- [About this exercise]: The required result is each line of the entries below containing the string "avigs".

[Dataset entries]
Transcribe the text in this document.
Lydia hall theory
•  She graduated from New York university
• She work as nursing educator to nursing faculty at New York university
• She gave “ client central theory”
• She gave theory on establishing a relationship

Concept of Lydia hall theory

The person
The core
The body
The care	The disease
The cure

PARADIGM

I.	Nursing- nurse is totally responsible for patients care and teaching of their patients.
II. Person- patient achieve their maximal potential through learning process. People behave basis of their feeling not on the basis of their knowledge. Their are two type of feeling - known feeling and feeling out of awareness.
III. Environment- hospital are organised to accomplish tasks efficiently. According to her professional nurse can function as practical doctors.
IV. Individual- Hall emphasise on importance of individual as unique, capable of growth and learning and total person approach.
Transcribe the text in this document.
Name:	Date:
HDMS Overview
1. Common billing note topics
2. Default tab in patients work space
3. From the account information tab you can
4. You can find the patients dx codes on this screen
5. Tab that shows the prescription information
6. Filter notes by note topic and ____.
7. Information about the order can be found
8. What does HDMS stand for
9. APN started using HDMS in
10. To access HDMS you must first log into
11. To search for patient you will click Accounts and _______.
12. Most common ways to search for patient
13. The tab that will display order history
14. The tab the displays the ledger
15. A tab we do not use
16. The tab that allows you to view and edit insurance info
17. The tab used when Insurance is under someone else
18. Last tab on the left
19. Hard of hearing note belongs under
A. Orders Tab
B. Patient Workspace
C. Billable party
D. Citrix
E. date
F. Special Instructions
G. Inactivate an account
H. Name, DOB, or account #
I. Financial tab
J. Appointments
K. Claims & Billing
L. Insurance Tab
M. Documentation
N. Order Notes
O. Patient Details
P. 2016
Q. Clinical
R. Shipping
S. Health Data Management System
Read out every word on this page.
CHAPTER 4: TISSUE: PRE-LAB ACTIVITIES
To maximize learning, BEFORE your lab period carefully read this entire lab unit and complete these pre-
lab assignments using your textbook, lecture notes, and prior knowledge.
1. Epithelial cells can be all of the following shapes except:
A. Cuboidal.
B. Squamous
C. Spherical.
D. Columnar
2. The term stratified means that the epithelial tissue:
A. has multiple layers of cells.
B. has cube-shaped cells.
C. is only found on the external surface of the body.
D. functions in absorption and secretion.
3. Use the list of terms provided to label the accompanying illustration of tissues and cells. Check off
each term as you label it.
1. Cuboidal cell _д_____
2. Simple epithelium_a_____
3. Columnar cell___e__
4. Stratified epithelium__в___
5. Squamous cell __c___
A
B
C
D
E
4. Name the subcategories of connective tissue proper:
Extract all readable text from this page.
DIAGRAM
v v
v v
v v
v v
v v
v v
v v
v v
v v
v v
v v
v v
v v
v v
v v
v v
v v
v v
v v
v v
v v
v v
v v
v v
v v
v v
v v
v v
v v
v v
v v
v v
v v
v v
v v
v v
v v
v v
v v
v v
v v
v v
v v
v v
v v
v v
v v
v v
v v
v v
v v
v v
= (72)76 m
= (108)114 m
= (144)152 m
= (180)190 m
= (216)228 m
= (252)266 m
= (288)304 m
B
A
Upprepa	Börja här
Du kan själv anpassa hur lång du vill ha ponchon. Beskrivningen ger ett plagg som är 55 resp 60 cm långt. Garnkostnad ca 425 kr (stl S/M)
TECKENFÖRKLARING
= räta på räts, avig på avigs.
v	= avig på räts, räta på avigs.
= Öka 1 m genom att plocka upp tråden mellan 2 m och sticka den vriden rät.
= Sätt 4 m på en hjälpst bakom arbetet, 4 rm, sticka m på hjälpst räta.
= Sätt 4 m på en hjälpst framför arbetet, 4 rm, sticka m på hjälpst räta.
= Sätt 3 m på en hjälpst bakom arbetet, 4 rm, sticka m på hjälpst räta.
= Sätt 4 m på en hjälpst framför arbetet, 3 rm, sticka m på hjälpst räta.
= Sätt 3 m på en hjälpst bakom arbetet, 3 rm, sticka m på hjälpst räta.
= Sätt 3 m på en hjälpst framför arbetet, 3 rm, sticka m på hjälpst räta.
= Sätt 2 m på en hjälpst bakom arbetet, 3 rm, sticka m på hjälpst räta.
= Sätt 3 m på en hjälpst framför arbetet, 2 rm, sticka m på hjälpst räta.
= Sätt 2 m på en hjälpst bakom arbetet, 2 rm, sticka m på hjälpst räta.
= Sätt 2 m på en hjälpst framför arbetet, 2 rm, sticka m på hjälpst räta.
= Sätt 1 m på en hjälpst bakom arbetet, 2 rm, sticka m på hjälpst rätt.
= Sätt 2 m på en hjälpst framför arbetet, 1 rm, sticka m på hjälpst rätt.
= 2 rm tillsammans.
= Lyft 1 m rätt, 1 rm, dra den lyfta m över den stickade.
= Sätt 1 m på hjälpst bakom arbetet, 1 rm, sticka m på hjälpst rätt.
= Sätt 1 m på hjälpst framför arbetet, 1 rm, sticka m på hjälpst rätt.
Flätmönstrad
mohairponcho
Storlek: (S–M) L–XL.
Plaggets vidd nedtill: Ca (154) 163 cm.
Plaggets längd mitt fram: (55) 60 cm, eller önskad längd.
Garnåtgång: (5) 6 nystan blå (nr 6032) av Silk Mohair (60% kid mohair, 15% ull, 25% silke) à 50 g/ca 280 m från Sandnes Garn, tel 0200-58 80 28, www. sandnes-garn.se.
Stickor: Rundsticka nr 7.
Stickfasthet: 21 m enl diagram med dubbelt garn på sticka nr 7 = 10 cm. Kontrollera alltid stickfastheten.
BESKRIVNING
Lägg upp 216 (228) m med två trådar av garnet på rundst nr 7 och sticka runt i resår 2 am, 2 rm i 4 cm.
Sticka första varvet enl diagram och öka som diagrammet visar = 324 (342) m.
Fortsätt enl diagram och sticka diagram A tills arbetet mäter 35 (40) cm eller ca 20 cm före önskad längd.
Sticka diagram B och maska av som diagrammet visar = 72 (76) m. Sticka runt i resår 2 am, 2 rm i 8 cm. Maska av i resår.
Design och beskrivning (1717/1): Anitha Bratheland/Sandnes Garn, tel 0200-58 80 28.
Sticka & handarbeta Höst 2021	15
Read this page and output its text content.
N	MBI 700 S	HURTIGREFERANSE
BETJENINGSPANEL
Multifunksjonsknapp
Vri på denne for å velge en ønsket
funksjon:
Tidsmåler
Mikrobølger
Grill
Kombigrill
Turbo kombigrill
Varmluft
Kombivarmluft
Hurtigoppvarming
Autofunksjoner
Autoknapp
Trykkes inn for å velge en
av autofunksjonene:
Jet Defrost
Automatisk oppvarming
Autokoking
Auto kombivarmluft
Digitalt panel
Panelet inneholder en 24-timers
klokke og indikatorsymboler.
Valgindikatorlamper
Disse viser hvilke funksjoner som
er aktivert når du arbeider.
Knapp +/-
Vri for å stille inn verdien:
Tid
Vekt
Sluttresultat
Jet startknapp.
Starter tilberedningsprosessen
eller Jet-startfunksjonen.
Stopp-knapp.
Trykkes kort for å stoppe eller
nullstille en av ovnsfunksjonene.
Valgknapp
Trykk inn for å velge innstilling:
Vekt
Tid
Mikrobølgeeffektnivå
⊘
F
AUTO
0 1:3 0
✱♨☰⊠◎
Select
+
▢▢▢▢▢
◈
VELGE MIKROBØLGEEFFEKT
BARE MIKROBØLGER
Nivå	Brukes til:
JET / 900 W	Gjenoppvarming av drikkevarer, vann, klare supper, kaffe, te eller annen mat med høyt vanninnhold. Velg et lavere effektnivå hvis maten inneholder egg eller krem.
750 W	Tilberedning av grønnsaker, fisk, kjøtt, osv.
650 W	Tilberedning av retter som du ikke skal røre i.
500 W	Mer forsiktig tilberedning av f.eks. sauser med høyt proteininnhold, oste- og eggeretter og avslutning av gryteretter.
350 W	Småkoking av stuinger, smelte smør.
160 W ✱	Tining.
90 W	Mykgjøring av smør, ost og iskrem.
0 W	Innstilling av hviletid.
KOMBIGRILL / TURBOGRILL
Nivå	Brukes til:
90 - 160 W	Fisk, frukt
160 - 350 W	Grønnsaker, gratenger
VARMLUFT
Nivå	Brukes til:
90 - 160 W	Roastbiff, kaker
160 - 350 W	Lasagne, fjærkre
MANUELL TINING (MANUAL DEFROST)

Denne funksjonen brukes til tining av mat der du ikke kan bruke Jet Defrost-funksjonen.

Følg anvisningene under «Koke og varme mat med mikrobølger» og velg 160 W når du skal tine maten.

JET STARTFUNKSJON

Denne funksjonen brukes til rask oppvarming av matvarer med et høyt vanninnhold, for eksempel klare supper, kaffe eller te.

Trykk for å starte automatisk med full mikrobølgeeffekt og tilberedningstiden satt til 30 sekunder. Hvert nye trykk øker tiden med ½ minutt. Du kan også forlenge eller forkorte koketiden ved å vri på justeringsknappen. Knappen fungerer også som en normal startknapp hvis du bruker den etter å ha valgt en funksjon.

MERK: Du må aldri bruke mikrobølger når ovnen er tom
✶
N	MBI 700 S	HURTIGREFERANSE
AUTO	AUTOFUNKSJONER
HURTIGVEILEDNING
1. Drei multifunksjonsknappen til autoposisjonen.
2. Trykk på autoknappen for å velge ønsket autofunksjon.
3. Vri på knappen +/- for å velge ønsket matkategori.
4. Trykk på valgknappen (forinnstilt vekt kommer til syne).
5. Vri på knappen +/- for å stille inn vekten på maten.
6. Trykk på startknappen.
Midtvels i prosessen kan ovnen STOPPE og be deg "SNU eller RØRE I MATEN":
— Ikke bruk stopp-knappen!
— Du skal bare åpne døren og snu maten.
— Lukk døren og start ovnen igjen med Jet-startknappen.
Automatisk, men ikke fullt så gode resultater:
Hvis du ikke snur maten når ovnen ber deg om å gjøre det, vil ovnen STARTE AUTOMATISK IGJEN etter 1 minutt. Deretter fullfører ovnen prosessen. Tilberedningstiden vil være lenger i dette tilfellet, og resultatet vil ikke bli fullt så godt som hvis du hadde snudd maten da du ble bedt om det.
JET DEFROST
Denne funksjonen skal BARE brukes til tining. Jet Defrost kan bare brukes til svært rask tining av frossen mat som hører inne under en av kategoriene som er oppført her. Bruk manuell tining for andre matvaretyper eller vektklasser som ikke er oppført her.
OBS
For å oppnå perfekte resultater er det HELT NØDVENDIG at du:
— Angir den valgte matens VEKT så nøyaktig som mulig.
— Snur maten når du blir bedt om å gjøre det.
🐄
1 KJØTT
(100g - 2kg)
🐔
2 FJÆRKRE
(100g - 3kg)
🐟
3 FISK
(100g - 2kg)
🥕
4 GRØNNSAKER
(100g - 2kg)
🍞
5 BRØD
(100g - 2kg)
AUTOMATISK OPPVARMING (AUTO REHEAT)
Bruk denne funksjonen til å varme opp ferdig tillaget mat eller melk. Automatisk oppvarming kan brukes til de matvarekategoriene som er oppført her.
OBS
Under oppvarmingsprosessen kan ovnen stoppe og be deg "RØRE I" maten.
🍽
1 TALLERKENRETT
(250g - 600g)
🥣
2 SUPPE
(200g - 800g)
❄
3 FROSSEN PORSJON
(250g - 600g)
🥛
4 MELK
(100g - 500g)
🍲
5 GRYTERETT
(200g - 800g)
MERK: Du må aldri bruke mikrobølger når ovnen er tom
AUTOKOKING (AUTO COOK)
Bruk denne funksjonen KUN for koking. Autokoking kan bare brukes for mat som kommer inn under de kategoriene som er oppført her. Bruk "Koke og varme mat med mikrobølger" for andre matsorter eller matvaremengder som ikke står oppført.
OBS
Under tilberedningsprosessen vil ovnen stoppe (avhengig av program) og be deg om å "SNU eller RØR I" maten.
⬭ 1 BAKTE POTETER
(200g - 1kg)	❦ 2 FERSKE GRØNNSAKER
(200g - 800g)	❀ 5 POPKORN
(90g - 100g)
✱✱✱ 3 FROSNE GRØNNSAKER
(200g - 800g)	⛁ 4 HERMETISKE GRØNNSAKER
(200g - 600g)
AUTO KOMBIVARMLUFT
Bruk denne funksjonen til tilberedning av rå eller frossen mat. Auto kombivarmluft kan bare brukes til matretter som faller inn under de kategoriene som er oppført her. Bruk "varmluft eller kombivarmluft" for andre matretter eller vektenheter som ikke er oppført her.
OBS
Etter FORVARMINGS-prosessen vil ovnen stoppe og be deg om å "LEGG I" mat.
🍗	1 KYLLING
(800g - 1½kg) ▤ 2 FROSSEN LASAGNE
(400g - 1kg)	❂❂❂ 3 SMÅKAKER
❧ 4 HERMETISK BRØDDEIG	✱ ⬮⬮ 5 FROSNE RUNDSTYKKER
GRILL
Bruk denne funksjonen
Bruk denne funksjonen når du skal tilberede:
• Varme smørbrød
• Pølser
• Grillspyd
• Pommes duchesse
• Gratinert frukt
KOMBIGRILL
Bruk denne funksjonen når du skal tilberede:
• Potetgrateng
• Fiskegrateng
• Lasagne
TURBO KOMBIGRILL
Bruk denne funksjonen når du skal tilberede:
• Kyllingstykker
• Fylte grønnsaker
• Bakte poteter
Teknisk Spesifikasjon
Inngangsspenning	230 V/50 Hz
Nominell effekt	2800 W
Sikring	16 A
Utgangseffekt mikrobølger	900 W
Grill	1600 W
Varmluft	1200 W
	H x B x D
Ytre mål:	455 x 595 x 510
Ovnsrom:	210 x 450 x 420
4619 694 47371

- [Result of this exercise]:
= räta på räts, avig på avigs.
v	= avig på räts, räta på avigs.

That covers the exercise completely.